◆ **Aim of the exercise**: Give a verbatim quotation of every record.

=== Given information ===

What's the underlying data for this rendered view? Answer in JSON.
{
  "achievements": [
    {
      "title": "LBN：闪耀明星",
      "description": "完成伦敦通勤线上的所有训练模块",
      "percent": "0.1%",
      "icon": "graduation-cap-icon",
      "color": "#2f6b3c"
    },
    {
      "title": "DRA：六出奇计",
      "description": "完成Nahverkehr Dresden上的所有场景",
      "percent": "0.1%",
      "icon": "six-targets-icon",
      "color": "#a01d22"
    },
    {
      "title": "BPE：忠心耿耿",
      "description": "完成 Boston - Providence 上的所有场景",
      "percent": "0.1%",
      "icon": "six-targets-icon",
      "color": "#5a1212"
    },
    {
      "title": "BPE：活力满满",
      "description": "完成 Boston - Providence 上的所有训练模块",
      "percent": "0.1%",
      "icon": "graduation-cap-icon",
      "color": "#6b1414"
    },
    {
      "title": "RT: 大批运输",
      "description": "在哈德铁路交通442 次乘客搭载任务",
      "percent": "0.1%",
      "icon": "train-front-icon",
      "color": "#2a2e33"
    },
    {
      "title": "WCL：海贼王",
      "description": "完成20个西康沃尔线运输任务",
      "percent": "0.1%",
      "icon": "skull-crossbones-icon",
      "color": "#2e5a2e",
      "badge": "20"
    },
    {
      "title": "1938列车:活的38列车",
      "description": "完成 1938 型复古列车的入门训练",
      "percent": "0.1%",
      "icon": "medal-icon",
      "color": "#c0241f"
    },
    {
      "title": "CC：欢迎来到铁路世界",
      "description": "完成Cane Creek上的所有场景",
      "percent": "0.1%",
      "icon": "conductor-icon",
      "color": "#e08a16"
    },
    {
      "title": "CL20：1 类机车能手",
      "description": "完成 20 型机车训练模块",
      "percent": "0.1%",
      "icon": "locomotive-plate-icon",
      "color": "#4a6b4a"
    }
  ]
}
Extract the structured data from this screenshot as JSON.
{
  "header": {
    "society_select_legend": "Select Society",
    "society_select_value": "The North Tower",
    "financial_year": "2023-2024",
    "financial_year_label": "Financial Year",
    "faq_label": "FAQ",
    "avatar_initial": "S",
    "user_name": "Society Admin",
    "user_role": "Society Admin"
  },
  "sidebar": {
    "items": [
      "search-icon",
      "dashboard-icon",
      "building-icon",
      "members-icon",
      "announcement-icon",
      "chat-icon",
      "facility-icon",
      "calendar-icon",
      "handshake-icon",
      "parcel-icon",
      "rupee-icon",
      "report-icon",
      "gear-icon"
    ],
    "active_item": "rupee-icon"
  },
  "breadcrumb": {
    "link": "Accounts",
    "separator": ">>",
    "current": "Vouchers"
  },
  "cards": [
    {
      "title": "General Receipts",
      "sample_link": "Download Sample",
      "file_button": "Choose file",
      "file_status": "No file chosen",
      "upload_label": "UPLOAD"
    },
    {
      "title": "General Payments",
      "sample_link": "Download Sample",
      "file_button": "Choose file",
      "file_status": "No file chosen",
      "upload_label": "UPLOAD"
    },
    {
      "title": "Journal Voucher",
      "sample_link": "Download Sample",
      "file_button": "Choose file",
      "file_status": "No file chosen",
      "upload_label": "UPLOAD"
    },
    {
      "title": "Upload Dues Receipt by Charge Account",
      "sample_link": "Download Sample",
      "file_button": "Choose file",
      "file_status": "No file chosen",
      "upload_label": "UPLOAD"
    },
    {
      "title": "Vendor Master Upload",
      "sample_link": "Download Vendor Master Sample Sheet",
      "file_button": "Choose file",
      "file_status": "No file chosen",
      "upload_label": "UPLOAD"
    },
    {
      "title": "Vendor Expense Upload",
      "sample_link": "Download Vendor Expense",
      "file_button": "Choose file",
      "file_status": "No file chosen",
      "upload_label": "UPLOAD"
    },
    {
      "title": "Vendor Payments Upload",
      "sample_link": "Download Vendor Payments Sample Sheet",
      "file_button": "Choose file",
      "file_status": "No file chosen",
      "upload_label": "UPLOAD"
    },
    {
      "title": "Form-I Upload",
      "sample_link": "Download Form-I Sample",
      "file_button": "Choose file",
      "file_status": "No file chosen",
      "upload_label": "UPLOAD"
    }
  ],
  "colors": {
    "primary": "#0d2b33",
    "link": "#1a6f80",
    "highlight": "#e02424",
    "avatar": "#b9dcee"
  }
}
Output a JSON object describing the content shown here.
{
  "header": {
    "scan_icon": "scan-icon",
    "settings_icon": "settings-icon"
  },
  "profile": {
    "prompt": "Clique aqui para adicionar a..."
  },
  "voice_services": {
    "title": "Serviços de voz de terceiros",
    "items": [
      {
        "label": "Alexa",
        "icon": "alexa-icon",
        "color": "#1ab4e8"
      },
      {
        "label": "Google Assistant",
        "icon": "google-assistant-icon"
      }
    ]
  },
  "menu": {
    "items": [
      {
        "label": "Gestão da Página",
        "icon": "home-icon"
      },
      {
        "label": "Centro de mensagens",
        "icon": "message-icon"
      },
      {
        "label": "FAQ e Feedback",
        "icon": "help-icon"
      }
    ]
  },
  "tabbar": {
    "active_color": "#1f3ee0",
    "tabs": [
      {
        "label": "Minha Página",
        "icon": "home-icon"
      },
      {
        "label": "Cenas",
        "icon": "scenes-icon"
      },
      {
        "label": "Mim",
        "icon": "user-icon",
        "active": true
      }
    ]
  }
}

===

◆ **Task response**:
What's the underlying data for this rendered view? Answer in JSON.
{
  "achievements": [
    {
      "title": "LBN：闪耀明星",
      "description": "完成伦敦通勤线上的所有训练模块",
      "percent": "0.1%",
      "icon": "graduation-cap-icon",
      "color": "#2f6b3c"
    },
    {
      "title": "DRA：六出奇计",
      "description": "完成Nahverkehr Dresden上的所有场景",
      "percent": "0.1%",
      "icon": "six-targets-icon",
      "color": "#a01d22"
    },
    {
      "title": "BPE：忠心耿耿",
      "description": "完成 Boston - Providence 上的所有场景",
      "percent": "0.1%",
      "icon": "six-targets-icon",
      "color": "#5a1212"
    },
    {
      "title": "BPE：活力满满",
      "description": "完成 Boston - Providence 上的所有训练模块",
      "percent": "0.1%",
      "icon": "graduation-cap-icon",
      "color": "#6b1414"
    },
    {
      "title": "RT: 大批运输",
      "description": "在哈德铁路交通442 次乘客搭载任务",
      "percent": "0.1%",
      "icon": "train-front-icon",
      "color": "#2a2e33"
    },
    {
      "title": "WCL：海贼王",
      "description": "完成20个西康沃尔线运输任务",
      "percent": "0.1%",
      "icon": "skull-crossbones-icon",
      "color": "#2e5a2e",
      "badge": "20"
    },
    {
      "title": "1938列车:活的38列车",
      "description": "完成 1938 型复古列车的入门训练",
      "percent": "0.1%",
      "icon": "medal-icon",
      "color": "#c0241f"
    },
    {
      "title": "CC：欢迎来到铁路世界",
      "description": "完成Cane Creek上的所有场景",
      "percent": "0.1%",
      "icon": "conductor-icon",
      "color": "#e08a16"
    },
    {
      "title": "CL20：1 类机车能手",
      "description": "完成 20 型机车训练模块",
      "percent": "0.1%",
      "icon": "locomotive-plate-icon",
      "color": "#4a6b4a"
    }
  ]
}
Extract the structured data from this screenshot as JSON.
{
  "header": {
    "society_select_legend": "Select Society",
    "society_select_value": "The North Tower",
    "financial_year": "2023-2024",
    "financial_year_label": "Financial Year",
    "faq_label": "FAQ",
    "avatar_initial": "S",
    "user_name": "Society Admin",
    "user_role": "Society Admin"
  },
  "sidebar": {
    "items": [
      "search-icon",
      "dashboard-icon",
      "building-icon",
      "members-icon",
      "announcement-icon",
      "chat-icon",
      "facility-icon",
      "calendar-icon",
      "handshake-icon",
      "parcel-icon",
      "rupee-icon",
      "report-icon",
      "gear-icon"
    ],
    "active_item": "rupee-icon"
  },
  "breadcrumb": {
    "link": "Accounts",
    "separator": ">>",
    "current": "Vouchers"
  },
  "cards": [
    {
      "title": "General Receipts",
      "sample_link": "Download Sample",
      "file_button": "Choose file",
      "file_status": "No file chosen",
      "upload_label": "UPLOAD"
    },
    {
      "title": "General Payments",
      "sample_link": "Download Sample",
      "file_button": "Choose file",
      "file_status": "No file chosen",
      "upload_label": "UPLOAD"
    },
    {
      "title": "Journal Voucher",
      "sample_link": "Download Sample",
      "file_button": "Choose file",
      "file_status": "No file chosen",
      "upload_label": "UPLOAD"
    },
    {
      "title": "Upload Dues Receipt by Charge Account",
      "sample_link": "Download Sample",
      "file_button": "Choose file",
      "file_status": "No file chosen",
      "upload_label": "UPLOAD"
    },
    {
      "title": "Vendor Master Upload",
      "sample_link": "Download Vendor Master Sample Sheet",
      "file_button": "Choose file",
      "file_status": "No file chosen",
      "upload_label": "UPLOAD"
    },
    {
      "title": "Vendor Expense Upload",
      "sample_link": "Download Vendor Expense",
      "file_button": "Choose file",
      "file_status": "No file chosen",
      "upload_label": "UPLOAD"
    },
    {
      "title": "Vendor Payments Upload",
      "sample_link": "Download Vendor Payments Sample Sheet",
      "file_button": "Choose file",
      "file_status": "No file chosen",
      "upload_label": "UPLOAD"
    },
    {
      "title": "Form-I Upload",
      "sample_link": "Download Form-I Sample",
      "file_button": "Choose file",
      "file_status": "No file chosen",
      "upload_label": "UPLOAD"
    }
  ],
  "colors": {
    "primary": "#0d2b33",
    "link": "#1a6f80",
    "highlight": "#e02424",
    "avatar": "#b9dcee"
  }
}
Output a JSON object describing the content shown here.
{
  "header": {
    "scan_icon": "scan-icon",
    "settings_icon": "settings-icon"
  },
  "profile": {
    "prompt": "Clique aqui para adicionar a..."
  },
  "voice_services": {
    "title": "Serviços de voz de terceiros",
    "items": [
      {
        "label": "Alexa",
        "icon": "alexa-icon",
        "color": "#1ab4e8"
      },
      {
        "label": "Google Assistant",
        "icon": "google-assistant-icon"
      }
    ]
  },
  "menu": {
    "items": [
      {
        "label": "Gestão da Página",
        "icon": "home-icon"
      },
      {
        "label": "Centro de mensagens",
        "icon": "message-icon"
      },
      {
        "label": "FAQ e Feedback",
        "icon": "help-icon"
      }
    ]
  },
  "tabbar": {
    "active_color": "#1f3ee0",
    "tabs": [
      {
        "label": "Minha Página",
        "icon": "home-icon"
      },
      {
        "label": "Cenas",
        "icon": "scenes-icon"
      },
      {
        "label": "Mim",
        "icon": "user-icon",
        "active": true
      }
    ]
  }
}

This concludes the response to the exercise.